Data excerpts
--- --- ---
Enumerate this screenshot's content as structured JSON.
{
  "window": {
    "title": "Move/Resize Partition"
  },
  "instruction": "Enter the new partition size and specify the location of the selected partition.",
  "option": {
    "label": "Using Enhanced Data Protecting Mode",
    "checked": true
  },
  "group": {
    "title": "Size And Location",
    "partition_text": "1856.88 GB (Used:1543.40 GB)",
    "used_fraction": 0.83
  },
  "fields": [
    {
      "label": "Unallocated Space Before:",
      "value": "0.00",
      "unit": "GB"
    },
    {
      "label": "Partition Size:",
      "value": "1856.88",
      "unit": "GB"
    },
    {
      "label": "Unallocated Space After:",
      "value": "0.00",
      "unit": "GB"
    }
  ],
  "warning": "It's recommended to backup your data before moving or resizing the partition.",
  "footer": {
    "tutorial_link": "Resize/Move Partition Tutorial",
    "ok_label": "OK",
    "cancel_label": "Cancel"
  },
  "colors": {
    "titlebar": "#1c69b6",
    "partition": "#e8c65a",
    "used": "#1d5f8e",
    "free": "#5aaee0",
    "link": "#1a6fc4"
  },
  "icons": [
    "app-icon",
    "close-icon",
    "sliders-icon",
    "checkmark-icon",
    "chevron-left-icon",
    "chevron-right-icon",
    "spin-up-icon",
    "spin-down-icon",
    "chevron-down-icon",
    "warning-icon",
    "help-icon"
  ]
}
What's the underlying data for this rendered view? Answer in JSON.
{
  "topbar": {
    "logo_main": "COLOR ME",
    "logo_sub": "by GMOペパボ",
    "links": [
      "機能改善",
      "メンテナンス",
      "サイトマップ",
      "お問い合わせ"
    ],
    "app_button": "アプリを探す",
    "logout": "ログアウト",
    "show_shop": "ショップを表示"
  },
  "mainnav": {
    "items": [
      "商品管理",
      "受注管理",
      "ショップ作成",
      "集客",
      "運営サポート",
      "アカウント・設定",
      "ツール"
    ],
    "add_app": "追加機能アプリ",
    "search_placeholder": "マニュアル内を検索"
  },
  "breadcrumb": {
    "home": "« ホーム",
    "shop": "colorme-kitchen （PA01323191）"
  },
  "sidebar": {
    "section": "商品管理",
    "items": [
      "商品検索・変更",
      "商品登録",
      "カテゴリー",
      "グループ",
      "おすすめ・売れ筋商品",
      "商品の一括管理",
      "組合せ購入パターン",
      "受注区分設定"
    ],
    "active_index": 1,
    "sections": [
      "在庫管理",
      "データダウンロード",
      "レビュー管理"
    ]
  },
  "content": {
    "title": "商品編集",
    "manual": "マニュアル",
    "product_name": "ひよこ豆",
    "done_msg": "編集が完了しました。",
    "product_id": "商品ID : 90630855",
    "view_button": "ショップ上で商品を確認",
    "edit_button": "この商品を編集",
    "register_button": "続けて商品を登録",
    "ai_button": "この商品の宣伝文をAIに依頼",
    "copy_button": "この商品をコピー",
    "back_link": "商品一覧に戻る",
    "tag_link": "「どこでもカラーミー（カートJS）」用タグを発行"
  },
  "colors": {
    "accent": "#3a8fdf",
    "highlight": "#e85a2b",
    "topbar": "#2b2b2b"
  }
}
--- --- ---
● **GIVEN INSTRUCTION**
Extract all of the data above without altering anything.

● **ANSWER IN FULL**
Enumerate this screenshot's content as structured JSON.
{
  "window": {
    "title": "Move/Resize Partition"
  },
  "instruction": "Enter the new partition size and specify the location of the selected partition.",
  "option": {
    "label": "Using Enhanced Data Protecting Mode",
    "checked": true
  },
  "group": {
    "title": "Size And Location",
    "partition_text": "1856.88 GB (Used:1543.40 GB)",
    "used_fraction": 0.83
  },
  "fields": [
    {
      "label": "Unallocated Space Before:",
      "value": "0.00",
      "unit": "GB"
    },
    {
      "label": "Partition Size:",
      "value": "1856.88",
      "unit": "GB"
    },
    {
      "label": "Unallocated Space After:",
      "value": "0.00",
      "unit": "GB"
    }
  ],
  "warning": "It's recommended to backup your data before moving or resizing the partition.",
  "footer": {
    "tutorial_link": "Resize/Move Partition Tutorial",
    "ok_label": "OK",
    "cancel_label": "Cancel"
  },
  "colors": {
    "titlebar": "#1c69b6",
    "partition": "#e8c65a",
    "used": "#1d5f8e",
    "free": "#5aaee0",
    "link": "#1a6fc4"
  },
  "icons": [
    "app-icon",
    "close-icon",
    "sliders-icon",
    "checkmark-icon",
    "chevron-left-icon",
    "chevron-right-icon",
    "spin-up-icon",
    "spin-down-icon",
    "chevron-down-icon",
    "warning-icon",
    "help-icon"
  ]
}
What's the underlying data for this rendered view? Answer in JSON.
{
  "topbar": {
    "logo_main": "COLOR ME",
    "logo_sub": "by GMOペパボ",
    "links": [
      "機能改善",
      "メンテナンス",
      "サイトマップ",
      "お問い合わせ"
    ],
    "app_button": "アプリを探す",
    "logout": "ログアウト",
    "show_shop": "ショップを表示"
  },
  "mainnav": {
    "items": [
      "商品管理",
      "受注管理",
      "ショップ作成",
      "集客",
      "運営サポート",
      "アカウント・設定",
      "ツール"
    ],
    "add_app": "追加機能アプリ",
    "search_placeholder": "マニュアル内を検索"
  },
  "breadcrumb": {
    "home": "« ホーム",
    "shop": "colorme-kitchen （PA01323191）"
  },
  "sidebar": {
    "section": "商品管理",
    "items": [
      "商品検索・変更",
      "商品登録",
      "カテゴリー",
      "グループ",
      "おすすめ・売れ筋商品",
      "商品の一括管理",
      "組合せ購入パターン",
      "受注区分設定"
    ],
    "active_index": 1,
    "sections": [
      "在庫管理",
      "データダウンロード",
      "レビュー管理"
    ]
  },
  "content": {
    "title": "商品編集",
    "manual": "マニュアル",
    "product_name": "ひよこ豆",
    "done_msg": "編集が完了しました。",
    "product_id": "商品ID : 90630855",
    "view_button": "ショップ上で商品を確認",
    "edit_button": "この商品を編集",
    "register_button": "続けて商品を登録",
    "ai_button": "この商品の宣伝文をAIに依頼",
    "copy_button": "この商品をコピー",
    "back_link": "商品一覧に戻る",
    "tag_link": "「どこでもカラーミー（カートJS）」用タグを発行"
  },
  "colors": {
    "accent": "#3a8fdf",
    "highlight": "#e85a2b",
    "topbar": "#2b2b2b"
  }
}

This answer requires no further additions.